§ **Rows**

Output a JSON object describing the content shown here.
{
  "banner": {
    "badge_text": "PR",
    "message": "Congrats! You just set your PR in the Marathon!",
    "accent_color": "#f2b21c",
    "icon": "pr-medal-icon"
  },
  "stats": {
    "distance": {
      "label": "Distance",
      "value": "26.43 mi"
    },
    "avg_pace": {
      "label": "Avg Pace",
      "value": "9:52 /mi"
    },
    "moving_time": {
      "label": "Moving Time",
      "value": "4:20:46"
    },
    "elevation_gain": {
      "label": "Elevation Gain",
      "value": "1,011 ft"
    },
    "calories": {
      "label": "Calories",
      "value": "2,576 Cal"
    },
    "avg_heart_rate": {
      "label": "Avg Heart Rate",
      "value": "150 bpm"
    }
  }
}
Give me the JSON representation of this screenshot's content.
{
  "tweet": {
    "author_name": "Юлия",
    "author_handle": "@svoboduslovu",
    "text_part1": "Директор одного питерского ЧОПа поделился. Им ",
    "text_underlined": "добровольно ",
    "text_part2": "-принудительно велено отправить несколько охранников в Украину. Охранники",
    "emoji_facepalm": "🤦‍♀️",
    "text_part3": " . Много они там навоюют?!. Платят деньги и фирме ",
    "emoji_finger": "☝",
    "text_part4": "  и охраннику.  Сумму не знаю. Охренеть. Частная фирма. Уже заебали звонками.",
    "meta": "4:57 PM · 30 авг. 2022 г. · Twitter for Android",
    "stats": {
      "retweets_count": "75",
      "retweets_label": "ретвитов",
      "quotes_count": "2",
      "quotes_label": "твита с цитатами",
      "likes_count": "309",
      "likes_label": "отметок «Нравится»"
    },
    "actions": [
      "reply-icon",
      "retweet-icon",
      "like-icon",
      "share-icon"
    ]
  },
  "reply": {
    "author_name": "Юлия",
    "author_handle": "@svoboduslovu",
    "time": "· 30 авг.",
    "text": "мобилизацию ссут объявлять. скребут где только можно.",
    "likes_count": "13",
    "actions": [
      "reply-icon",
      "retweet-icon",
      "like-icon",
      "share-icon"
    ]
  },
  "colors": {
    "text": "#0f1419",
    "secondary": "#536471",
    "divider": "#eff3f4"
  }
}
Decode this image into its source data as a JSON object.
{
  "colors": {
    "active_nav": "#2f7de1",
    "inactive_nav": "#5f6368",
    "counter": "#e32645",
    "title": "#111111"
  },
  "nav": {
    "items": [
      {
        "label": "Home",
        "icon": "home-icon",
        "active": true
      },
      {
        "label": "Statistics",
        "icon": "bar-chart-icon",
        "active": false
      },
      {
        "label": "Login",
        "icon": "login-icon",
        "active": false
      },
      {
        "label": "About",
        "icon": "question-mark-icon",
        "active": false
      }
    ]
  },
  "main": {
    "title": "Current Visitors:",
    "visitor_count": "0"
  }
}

§ **Your objective**
Write out every line of the listing that holds the word "JSON".

§ **Completed task**
Output a JSON object describing the content shown here.
Give me the JSON representation of this screenshot's content.
Decode this image into its source data as a JSON object.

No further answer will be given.